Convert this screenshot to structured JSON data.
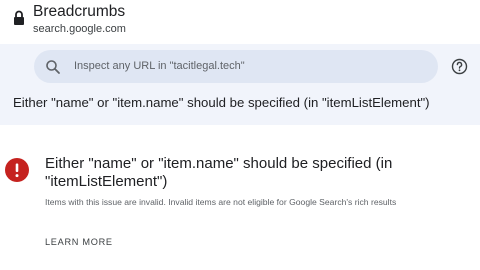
{
  "header": {
    "title": "Breadcrumbs",
    "url": "search.google.com",
    "lock_icon": "lock-icon"
  },
  "search": {
    "placeholder": "Inspect any URL in \"tacitlegal.tech\"",
    "icon": "search-icon"
  },
  "toolbar": {
    "help_icon": "help-icon"
  },
  "band": {
    "title": "Either \"name\" or \"item.name\" should be specified (in \"itemListElement\")"
  },
  "issue": {
    "icon": "error-icon",
    "icon_color": "#c5221f",
    "title": "Either \"name\" or \"item.name\" should be specified (in \"itemListElement\")",
    "description": "Items with this issue are invalid. Invalid items are not eligible for Google Search's rich results",
    "learn_more_label": "LEARN MORE"
  },
  "colors": {
    "band_background": "#f1f4fb",
    "search_background": "#dfe6f3",
    "error": "#c5221f"
  }
}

-------

From the entries above, list each line with "name" in it.

• [Complete answer]
    "title": "Either \"name\" or \"item.name\" should be specified (in \"itemListElement\")"
    "title": "Either \"name\" or \"item.name\" should be specified (in \"itemListElement\")",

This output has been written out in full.